▸ **Aim of the task**
Single out the lines that include the word "poverty". Copy them.
╭─ Provided entries
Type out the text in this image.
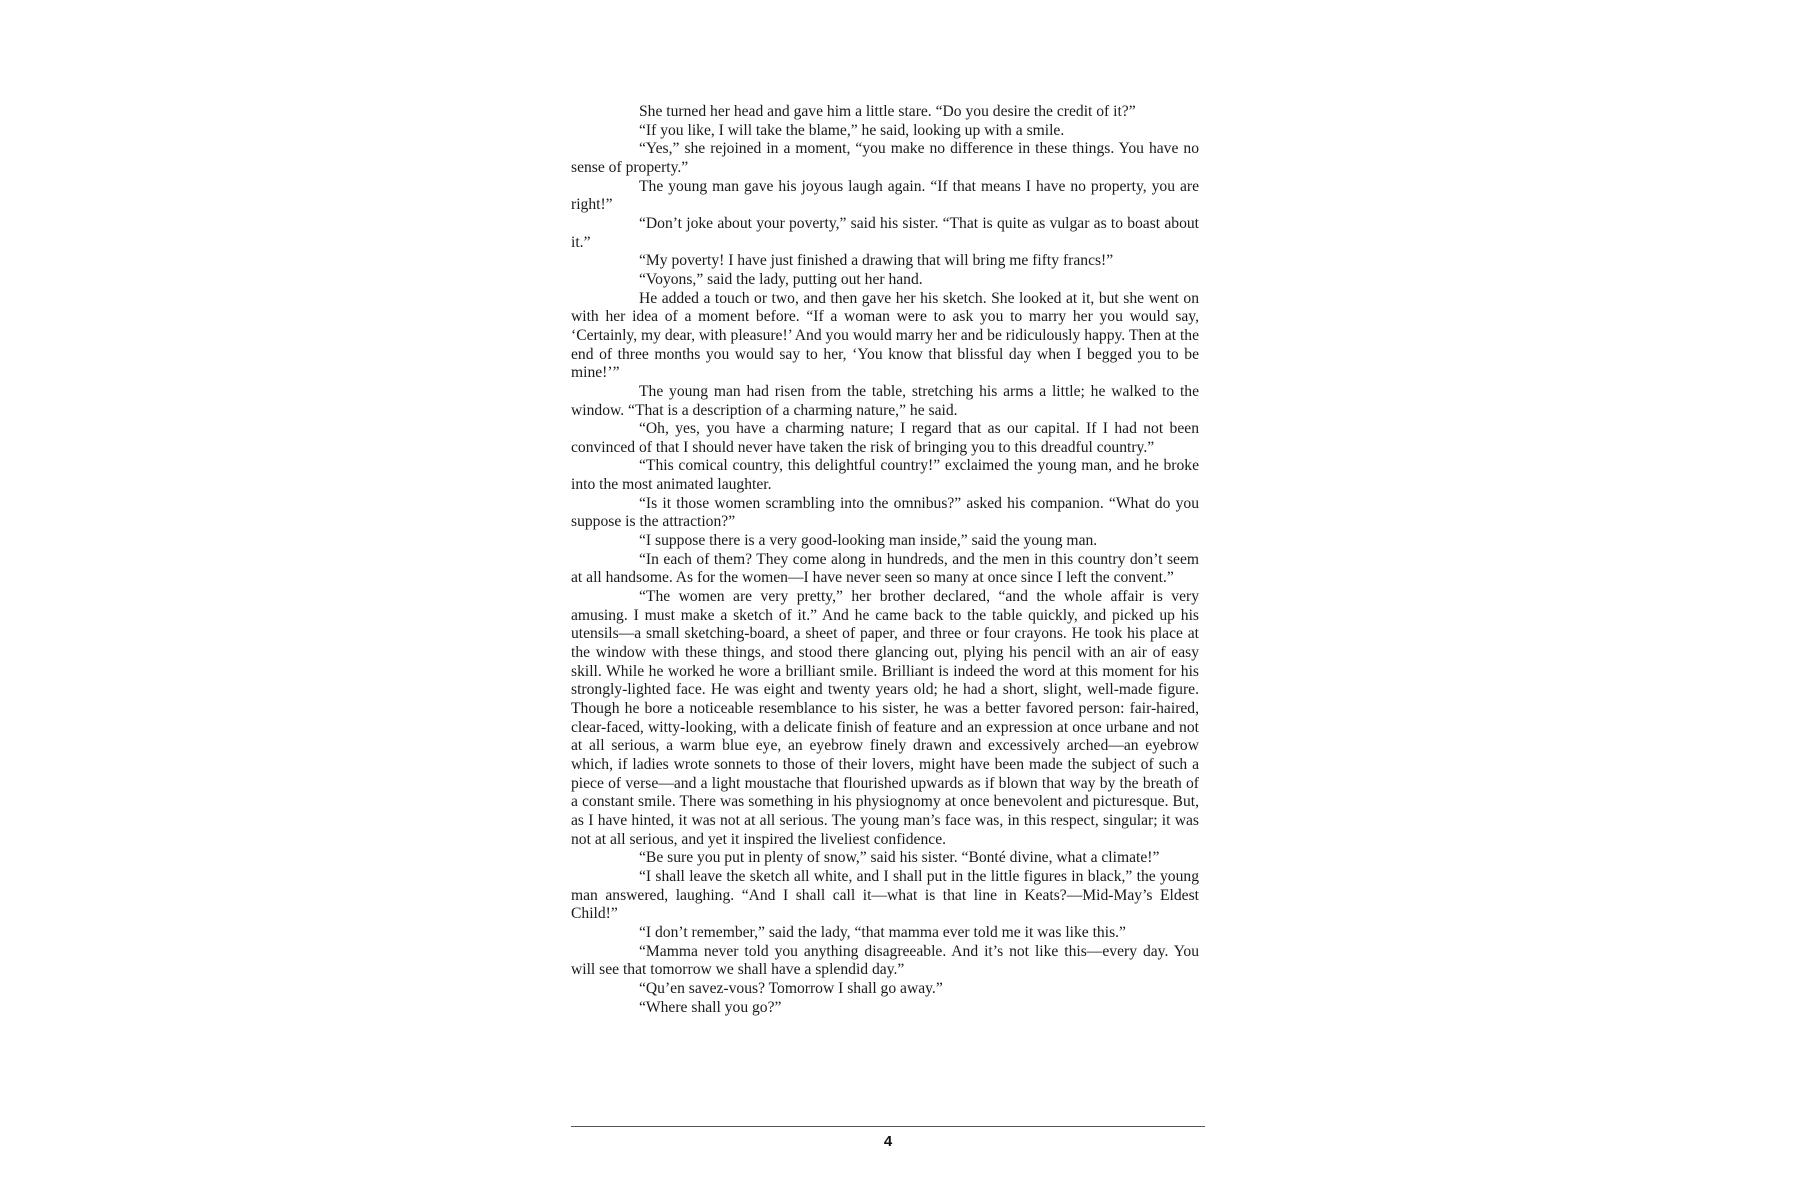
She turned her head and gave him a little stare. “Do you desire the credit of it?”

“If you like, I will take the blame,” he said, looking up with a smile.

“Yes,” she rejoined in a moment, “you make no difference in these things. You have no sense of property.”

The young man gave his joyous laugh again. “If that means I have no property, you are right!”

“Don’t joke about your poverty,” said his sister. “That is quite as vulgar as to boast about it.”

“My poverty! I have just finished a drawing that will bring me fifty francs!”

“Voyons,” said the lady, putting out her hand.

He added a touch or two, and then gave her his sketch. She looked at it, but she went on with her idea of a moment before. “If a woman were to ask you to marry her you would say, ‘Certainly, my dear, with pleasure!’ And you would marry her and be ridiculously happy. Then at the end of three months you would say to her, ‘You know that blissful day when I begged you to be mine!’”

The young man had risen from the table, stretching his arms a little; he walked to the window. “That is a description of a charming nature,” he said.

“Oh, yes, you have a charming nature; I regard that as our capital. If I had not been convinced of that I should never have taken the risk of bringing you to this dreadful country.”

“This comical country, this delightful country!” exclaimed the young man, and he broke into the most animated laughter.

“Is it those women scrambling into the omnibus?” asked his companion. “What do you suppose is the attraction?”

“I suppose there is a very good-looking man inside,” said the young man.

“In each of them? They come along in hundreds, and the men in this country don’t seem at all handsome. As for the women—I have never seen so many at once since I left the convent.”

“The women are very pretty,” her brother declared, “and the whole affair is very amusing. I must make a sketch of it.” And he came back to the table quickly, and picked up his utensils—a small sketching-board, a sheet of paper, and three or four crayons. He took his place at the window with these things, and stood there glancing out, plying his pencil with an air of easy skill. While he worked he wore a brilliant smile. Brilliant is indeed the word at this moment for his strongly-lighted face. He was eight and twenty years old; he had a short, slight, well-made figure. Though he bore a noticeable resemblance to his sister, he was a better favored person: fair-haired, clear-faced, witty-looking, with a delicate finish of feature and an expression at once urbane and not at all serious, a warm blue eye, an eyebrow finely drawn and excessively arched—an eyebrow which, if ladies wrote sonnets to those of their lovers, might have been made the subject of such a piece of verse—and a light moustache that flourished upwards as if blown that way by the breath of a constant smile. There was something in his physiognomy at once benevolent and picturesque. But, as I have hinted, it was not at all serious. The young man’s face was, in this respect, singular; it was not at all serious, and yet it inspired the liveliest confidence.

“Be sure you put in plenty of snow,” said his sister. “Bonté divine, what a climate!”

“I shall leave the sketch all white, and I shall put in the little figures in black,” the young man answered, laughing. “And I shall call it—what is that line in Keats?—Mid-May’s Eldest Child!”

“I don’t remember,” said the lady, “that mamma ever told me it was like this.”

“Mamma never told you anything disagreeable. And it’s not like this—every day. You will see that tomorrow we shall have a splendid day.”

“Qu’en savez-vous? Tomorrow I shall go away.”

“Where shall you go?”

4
╰─
╭─ Provided entries
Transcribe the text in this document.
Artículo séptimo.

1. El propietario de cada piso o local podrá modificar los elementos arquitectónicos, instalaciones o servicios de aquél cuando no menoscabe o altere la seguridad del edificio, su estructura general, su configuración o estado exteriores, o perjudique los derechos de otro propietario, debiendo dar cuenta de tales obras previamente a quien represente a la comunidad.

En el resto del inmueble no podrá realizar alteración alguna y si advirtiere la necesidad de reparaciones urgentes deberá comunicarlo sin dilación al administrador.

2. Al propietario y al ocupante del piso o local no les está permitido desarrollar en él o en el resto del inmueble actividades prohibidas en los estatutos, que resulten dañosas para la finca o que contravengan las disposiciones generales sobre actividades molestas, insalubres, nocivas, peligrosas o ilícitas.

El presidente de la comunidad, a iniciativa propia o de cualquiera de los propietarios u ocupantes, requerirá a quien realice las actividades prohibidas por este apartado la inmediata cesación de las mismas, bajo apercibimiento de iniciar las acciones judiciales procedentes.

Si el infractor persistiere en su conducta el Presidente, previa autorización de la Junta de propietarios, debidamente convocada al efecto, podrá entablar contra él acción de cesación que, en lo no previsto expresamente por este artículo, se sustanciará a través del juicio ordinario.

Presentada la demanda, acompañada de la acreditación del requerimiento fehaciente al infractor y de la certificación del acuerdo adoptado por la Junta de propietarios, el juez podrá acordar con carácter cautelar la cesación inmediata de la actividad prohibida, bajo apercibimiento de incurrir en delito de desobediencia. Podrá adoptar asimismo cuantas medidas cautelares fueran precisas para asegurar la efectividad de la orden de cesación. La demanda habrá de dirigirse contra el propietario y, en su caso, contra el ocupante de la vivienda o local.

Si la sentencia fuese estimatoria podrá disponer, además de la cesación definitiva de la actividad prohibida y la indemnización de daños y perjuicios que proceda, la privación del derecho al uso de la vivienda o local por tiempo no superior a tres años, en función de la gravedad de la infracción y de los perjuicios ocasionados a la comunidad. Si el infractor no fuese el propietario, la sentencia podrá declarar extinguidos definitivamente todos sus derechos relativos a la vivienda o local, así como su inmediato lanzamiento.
╰─
╭─ Provided entries
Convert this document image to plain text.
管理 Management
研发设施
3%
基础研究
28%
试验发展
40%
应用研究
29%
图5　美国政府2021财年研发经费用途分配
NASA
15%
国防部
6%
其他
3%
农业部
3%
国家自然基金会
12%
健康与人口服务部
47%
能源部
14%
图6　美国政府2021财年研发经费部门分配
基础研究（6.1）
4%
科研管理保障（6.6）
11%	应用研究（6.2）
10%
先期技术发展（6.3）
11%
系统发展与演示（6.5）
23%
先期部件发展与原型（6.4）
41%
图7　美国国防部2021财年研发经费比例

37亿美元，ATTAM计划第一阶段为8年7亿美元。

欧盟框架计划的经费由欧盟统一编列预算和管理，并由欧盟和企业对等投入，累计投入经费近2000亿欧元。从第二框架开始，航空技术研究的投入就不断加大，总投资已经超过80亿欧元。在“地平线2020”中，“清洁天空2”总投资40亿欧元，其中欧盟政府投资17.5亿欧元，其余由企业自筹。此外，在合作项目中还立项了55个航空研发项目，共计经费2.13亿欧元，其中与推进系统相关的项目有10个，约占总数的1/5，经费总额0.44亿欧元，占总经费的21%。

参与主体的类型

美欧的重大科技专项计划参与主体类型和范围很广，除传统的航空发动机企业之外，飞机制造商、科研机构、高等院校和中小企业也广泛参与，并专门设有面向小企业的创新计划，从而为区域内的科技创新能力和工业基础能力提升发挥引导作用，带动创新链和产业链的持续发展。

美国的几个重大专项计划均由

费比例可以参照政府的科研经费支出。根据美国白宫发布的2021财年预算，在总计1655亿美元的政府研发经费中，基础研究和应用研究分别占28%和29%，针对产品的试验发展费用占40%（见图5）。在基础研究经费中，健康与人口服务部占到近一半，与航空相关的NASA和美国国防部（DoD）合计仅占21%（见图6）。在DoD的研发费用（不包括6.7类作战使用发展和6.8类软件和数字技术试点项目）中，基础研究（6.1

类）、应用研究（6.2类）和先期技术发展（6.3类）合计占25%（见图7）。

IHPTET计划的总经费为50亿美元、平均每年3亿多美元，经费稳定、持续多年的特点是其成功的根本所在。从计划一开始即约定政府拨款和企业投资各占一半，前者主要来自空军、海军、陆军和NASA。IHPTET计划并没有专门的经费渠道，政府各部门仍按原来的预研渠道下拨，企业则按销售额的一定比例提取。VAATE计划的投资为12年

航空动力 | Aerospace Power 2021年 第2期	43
╰─
▸ **Expected answer**
“Don’t joke about your poverty,” said his sister. “That is quite as vulgar as to boast about it.”
“My poverty! I have just finished a drawing that will bring me fifty francs!”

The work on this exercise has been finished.